## Set problem 1
Which record lines begin at the line containing "cpv101-point <box>563 321 585 344</box>" and end at the line containing "eculizimab-point <box>360 198 384 219</box>"? Quote them word for word, including both of those lines.

## Selected extract
════════════════

Rubies range from light pink to blood red. The most valuable rubies are transparent, flawless and a vivid medium-dark red with purple, secondary hues.  When nice rubies are set in high carat yellow gold they look incredible!

Rubies are very hard, making them great for setting in jewellery and are a member of the corundum family of gemstones. Pink sapphires and pink rubies are colour variations of the same material. Most of the pink rubies/pink sapphires come from Sri Lanka whereas red rubies come mostly from Thailand or Burma. There have been issues in Burma of profit from gemstone mines funding bloody conflicts so we use Thai rubies in our jewellery. Check out the eyes of our super sweet Sparrow Collection!

Facts, Myths & Legends: In Britain the ruby is the birthstone for July. The biggest ruby ever mined is the Liberty Bell Ruby. It weighs 1.8 kilos and is an incredible 8500 carats! It was stolen in 2011 though so it may well be in lots of small pieces by now…

Place a ruby under your pillow and it is said to ward off nightmares! Presumably if you have very bad dreams you need to use a bigger, better ruby - perfect excuse for some new jewellery then!

Sapphire:

Sapphire is basically the same material as ruby, it's just a different colour! Sapphire is the next hardest gemstone after a diamond (the synthetic version is used in armour plating and body armour).

════════════════

## Set problem 2
According to the text on rubies and sapphires, how much does the Liberty Bell Ruby weigh?

════════════════

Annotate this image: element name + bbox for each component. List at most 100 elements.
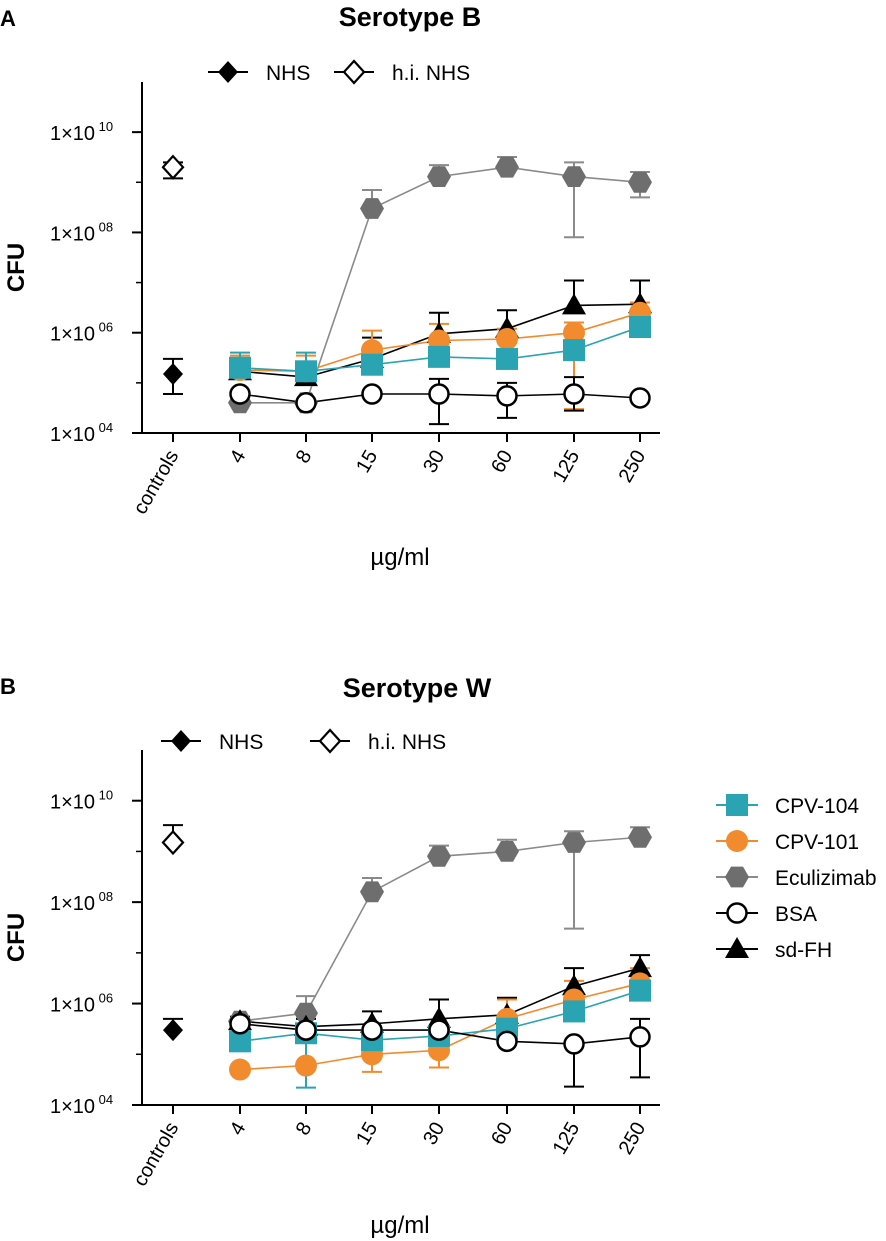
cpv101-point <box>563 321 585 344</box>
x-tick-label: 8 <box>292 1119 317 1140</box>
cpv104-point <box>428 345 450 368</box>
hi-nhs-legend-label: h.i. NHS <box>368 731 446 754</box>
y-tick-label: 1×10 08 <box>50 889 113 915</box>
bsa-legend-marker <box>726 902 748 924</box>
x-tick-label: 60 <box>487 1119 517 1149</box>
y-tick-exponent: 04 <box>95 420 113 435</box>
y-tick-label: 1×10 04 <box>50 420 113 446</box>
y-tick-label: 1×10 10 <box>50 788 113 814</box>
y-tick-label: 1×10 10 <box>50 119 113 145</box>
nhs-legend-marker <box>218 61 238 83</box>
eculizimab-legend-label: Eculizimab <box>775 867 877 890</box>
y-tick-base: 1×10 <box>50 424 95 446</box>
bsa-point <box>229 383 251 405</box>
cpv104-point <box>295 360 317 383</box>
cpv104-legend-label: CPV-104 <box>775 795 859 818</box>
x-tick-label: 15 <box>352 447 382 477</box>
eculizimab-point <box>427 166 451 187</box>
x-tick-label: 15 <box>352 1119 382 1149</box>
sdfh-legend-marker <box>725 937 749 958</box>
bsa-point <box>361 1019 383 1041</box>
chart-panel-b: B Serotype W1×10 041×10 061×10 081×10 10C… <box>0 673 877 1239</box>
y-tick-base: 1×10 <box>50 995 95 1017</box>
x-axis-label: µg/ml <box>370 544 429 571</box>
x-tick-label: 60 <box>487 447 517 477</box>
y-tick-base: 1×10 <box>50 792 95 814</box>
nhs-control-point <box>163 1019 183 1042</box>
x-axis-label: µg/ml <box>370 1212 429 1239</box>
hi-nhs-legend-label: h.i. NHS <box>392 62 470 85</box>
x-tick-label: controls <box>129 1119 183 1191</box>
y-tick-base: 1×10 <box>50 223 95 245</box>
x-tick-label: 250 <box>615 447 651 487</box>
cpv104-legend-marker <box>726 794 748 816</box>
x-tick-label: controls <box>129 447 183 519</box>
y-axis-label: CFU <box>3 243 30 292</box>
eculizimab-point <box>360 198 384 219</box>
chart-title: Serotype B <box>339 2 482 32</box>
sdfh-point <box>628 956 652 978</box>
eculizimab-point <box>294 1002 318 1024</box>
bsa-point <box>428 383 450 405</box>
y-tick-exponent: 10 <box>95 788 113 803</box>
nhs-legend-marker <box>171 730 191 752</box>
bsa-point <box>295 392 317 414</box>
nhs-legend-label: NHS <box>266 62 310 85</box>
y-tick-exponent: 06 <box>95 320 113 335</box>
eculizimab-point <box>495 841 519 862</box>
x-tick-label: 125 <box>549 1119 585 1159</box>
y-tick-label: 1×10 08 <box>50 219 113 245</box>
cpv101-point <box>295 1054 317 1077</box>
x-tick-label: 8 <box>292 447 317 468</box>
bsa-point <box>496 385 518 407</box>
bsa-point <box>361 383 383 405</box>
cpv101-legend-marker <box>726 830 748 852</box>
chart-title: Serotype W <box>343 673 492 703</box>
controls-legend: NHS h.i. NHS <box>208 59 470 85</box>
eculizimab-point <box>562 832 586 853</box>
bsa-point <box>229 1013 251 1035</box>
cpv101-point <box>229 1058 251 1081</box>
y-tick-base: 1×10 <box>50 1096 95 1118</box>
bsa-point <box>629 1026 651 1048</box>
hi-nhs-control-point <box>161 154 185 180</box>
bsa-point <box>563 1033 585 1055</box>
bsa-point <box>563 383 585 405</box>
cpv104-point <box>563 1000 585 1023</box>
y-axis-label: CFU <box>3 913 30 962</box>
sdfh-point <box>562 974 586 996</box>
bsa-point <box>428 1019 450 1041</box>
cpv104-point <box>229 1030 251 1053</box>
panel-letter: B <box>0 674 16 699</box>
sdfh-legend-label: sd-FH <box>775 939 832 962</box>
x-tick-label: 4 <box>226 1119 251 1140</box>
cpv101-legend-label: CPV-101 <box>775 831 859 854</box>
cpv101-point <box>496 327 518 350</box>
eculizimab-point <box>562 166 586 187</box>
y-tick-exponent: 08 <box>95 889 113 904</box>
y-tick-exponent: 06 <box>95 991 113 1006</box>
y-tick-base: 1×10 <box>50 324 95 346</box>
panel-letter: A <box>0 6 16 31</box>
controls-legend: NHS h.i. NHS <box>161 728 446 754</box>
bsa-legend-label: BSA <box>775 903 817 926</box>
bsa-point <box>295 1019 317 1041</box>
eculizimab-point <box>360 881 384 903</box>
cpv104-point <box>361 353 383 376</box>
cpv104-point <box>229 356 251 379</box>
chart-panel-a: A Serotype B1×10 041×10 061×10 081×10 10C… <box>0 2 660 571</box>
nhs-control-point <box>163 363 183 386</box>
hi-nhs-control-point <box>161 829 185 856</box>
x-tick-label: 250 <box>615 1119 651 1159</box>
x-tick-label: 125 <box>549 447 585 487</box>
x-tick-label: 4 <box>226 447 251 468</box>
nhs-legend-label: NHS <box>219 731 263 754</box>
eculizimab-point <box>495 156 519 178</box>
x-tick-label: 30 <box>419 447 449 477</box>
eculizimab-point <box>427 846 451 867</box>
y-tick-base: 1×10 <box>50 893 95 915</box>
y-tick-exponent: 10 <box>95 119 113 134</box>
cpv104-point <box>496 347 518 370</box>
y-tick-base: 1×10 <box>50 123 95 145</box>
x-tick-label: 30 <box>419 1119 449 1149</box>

════════════════

## Task answer 1
cpv101-point <box>563 321 585 344</box>
x-tick-label: 8 <box>292 1119 317 1140</box>
cpv104-point <box>428 345 450 368</box>
hi-nhs-legend-label: h.i. NHS <box>368 731 446 754</box>
y-tick-label: 1×10 08 <box>50 889 113 915</box>
bsa-legend-marker <box>726 902 748 924</box>
x-tick-label: 60 <box>487 1119 517 1149</box>
y-tick-exponent: 04 <box>95 420 113 435</box>
y-tick-label: 1×10 04 <box>50 420 113 446</box>
y-tick-label: 1×10 10 <box>50 788 113 814</box>
y-tick-label: 1×10 10 <box>50 119 113 145</box>
nhs-legend-marker <box>218 61 238 83</box>
eculizimab-legend-label: Eculizimab <box>775 867 877 890</box>
y-tick-base: 1×10 <box>50 424 95 446</box>
bsa-point <box>229 383 251 405</box>
cpv104-point <box>295 360 317 383</box>
cpv104-legend-label: CPV-104 <box>775 795 859 818</box>
x-tick-label: 15 <box>352 447 382 477</box>
eculizimab-point <box>427 166 451 187</box>
x-tick-label: 15 <box>352 1119 382 1149</box>
sdfh-legend-marker <box>725 937 749 958</box>
bsa-point <box>361 1019 383 1041</box>
chart-panel-b: B Serotype W1×10 041×10 061×10 081×10 10C… <box>0 673 877 1239</box>
y-tick-base: 1×10 <box>50 995 95 1017</box>
x-axis-label: µg/ml <box>370 544 429 571</box>
x-tick-label: 60 <box>487 447 517 477</box>
y-tick-base: 1×10 <box>50 792 95 814</box>
nhs-control-point <box>163 1019 183 1042</box>
x-axis-label: µg/ml <box>370 1212 429 1239</box>
hi-nhs-legend-label: h.i. NHS <box>392 62 470 85</box>
x-tick-label: controls <box>129 1119 183 1191</box>
y-tick-base: 1×10 <box>50 223 95 245</box>
x-tick-label: 250 <box>615 447 651 487</box>
cpv104-legend-marker <box>726 794 748 816</box>
x-tick-label: controls <box>129 447 183 519</box>
y-axis-label: CFU <box>3 243 30 292</box>
eculizimab-point <box>360 198 384 219</box>

## Task answer 2
It weighs 1.8 kilos, or 8500 carats.